• _Do this_: Show every line of the records below that contains the word "边上一点".
Start of Entries supplied
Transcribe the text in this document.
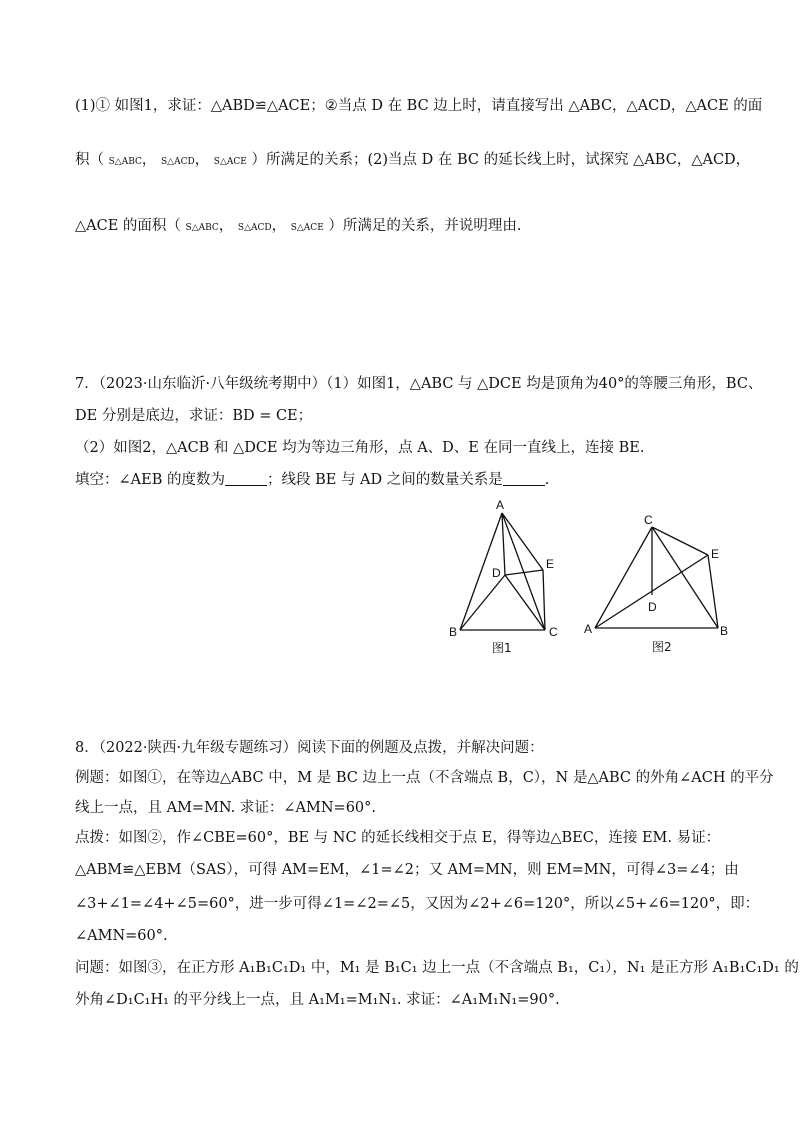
(1)① 如图1，求证：△ABD≌△ACE；②当点 D 在 BC 边上时，请直接写出 △ABC，△ACD，△ACE 的面
积（ S△ABC， S△ACD， S△ACE ）所满足的关系；(2)当点 D 在 BC 的延长线上时，试探究 △ABC，△ACD，
△ACE 的面积（ S△ABC， S△ACD， S△ACE ）所满足的关系，并说明理由.
7．（2023·山东临沂·八年级统考期中）（1）如图1，△ABC 与 △DCE 均是顶角为40°的等腰三角形，BC、
DE 分别是底边，求证：BD = CE；
（2）如图2，△ACB 和 △DCE 均为等边三角形，点 A、D、E 在同一直线上，连接 BE.
填空：∠AEB 的度数为	；线段 BE 与 AD 之间的数量关系是	.
A
B	C
D
E
图1
A	B
C
D
E
图2
8．（2022·陕西·九年级专题练习）阅读下面的例题及点拨，并解决问题：
例题：如图①，在等边△ABC 中，M 是 BC 边上一点（不含端点 B，C），N 是△ABC 的外角∠ACH 的平分
线上一点，且 AM=MN. 求证：∠AMN=60°.
点拨：如图②，作∠CBE=60°，BE 与 NC 的延长线相交于点 E，得等边△BEC，连接 EM. 易证：
△ABM≌△EBM（SAS），可得 AM=EM，∠1=∠2；又 AM=MN，则 EM=MN，可得∠3=∠4；由
∠3+∠1=∠4+∠5=60°，进一步可得∠1=∠2=∠5，又因为∠2+∠6=120°，所以∠5+∠6=120°，即：
∠AMN=60°.
问题：如图③，在正方形 A₁B₁C₁D₁ 中，M₁ 是 B₁C₁ 边上一点（不含端点 B₁，C₁），N₁ 是正方形 A₁B₁C₁D₁ 的
外角∠D₁C₁H₁ 的平分线上一点，且 A₁M₁=M₁N₁. 求证：∠A₁M₁N₁=90°.
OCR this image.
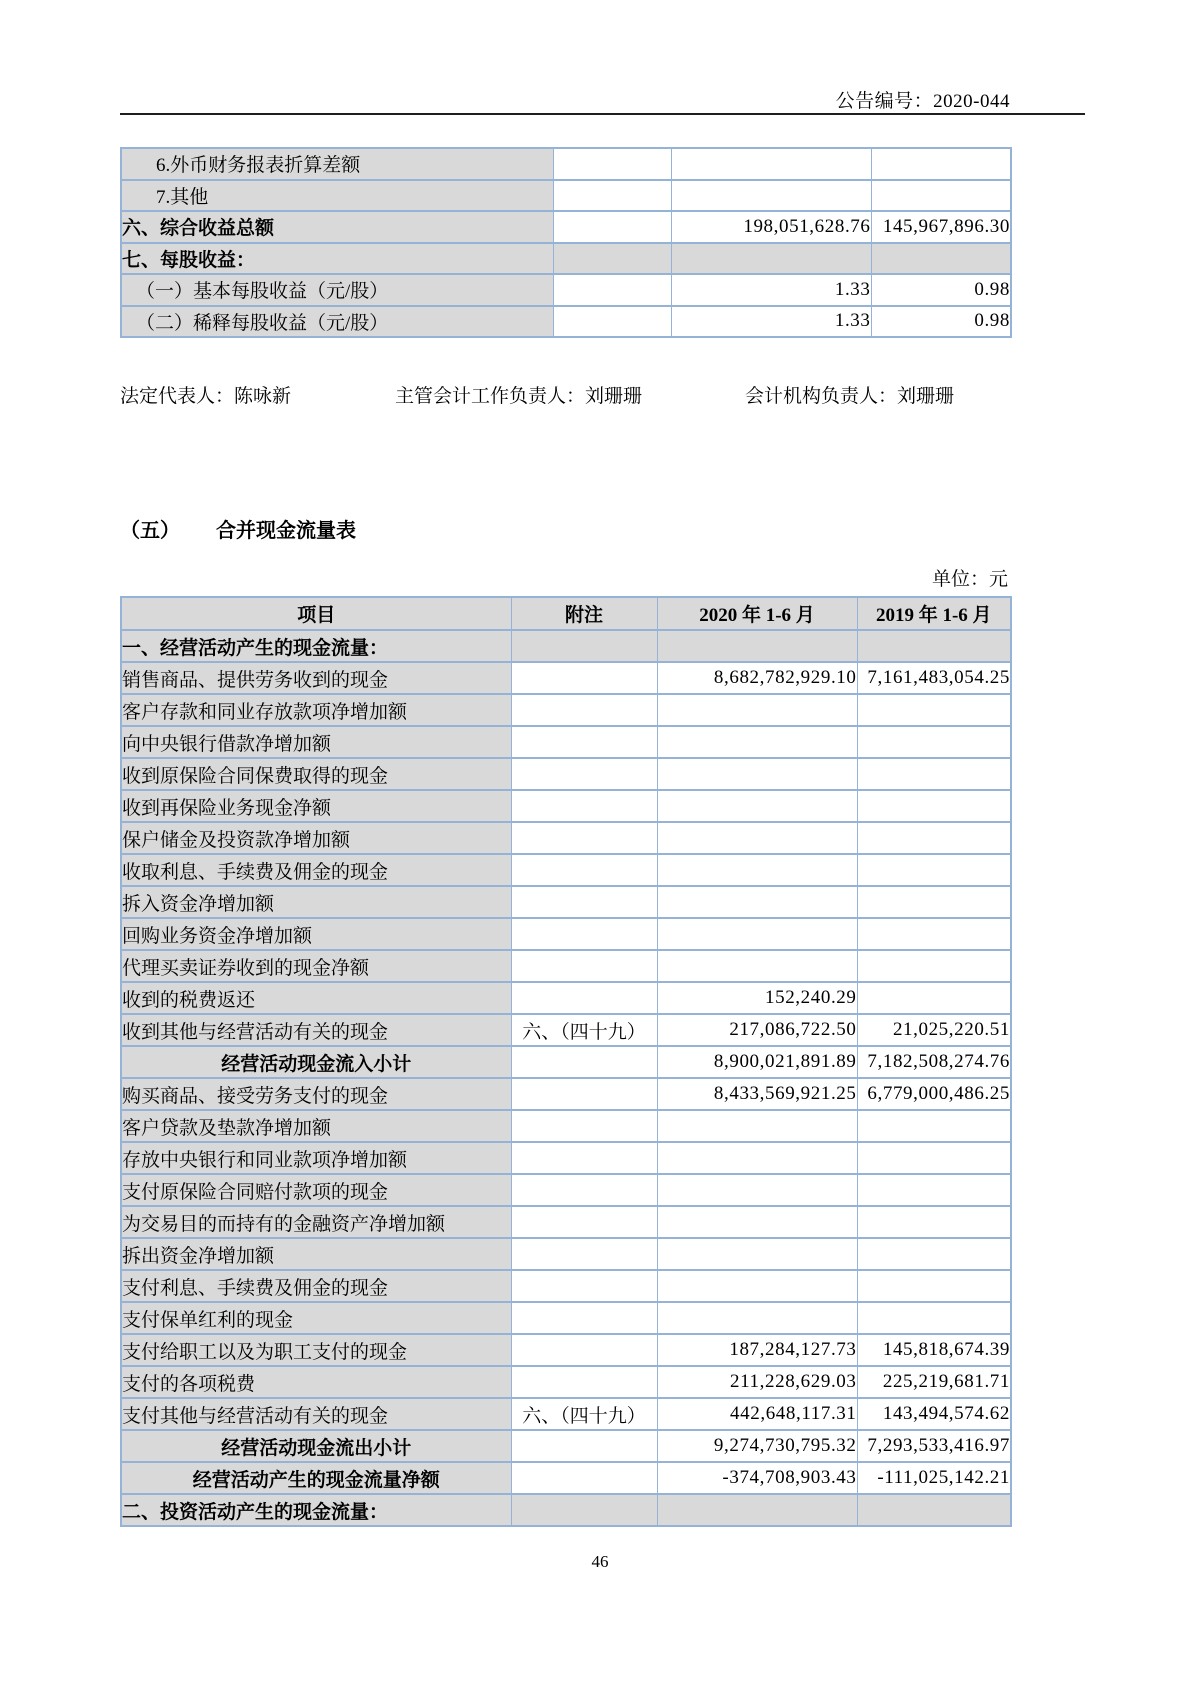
公告编号：2020-044
6.外币财务报表折算差额			
7.其他			
六、综合收益总额		198,051,628.76	145,967,896.30
七、每股收益：			
（一）基本每股收益（元/股）		1.33	0.98
（二）稀释每股收益（元/股）		1.33	0.98
法定代表人：陈咏新	主管会计工作负责人：刘珊珊	会计机构负责人：刘珊珊
（五） 合并现金流量表
单位：元
项目	附注	2020 年 1-6 月	2019 年 1-6 月
一、经营活动产生的现金流量：			
销售商品、提供劳务收到的现金		8,682,782,929.10	7,161,483,054.25
客户存款和同业存放款项净增加额			
向中央银行借款净增加额			
收到原保险合同保费取得的现金			
收到再保险业务现金净额			
保户储金及投资款净增加额			
收取利息、手续费及佣金的现金			
拆入资金净增加额			
回购业务资金净增加额			
代理买卖证券收到的现金净额			
收到的税费返还		152,240.29	
收到其他与经营活动有关的现金	六、（四十九）	217,086,722.50	21,025,220.51
经营活动现金流入小计		8,900,021,891.89	7,182,508,274.76
购买商品、接受劳务支付的现金		8,433,569,921.25	6,779,000,486.25
客户贷款及垫款净增加额			
存放中央银行和同业款项净增加额			
支付原保险合同赔付款项的现金			
为交易目的而持有的金融资产净增加额			
拆出资金净增加额			
支付利息、手续费及佣金的现金			
支付保单红利的现金			
支付给职工以及为职工支付的现金		187,284,127.73	145,818,674.39
支付的各项税费		211,228,629.03	225,219,681.71
支付其他与经营活动有关的现金	六、（四十九）	442,648,117.31	143,494,574.62
经营活动现金流出小计		9,274,730,795.32	7,293,533,416.97
经营活动产生的现金流量净额		-374,708,903.43	-111,025,142.21
二、投资活动产生的现金流量：			
46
End of Entries supplied
• _Solution_:
例题：如图①，在等边△ABC 中，M 是 BC 边上一点（不含端点 B，C），N 是△ABC 的外角∠ACH 的平分
问题：如图③，在正方形 A₁B₁C₁D₁ 中，M₁ 是 B₁C₁ 边上一点（不含端点 B₁，C₁），N₁ 是正方形 A₁B₁C₁D₁ 的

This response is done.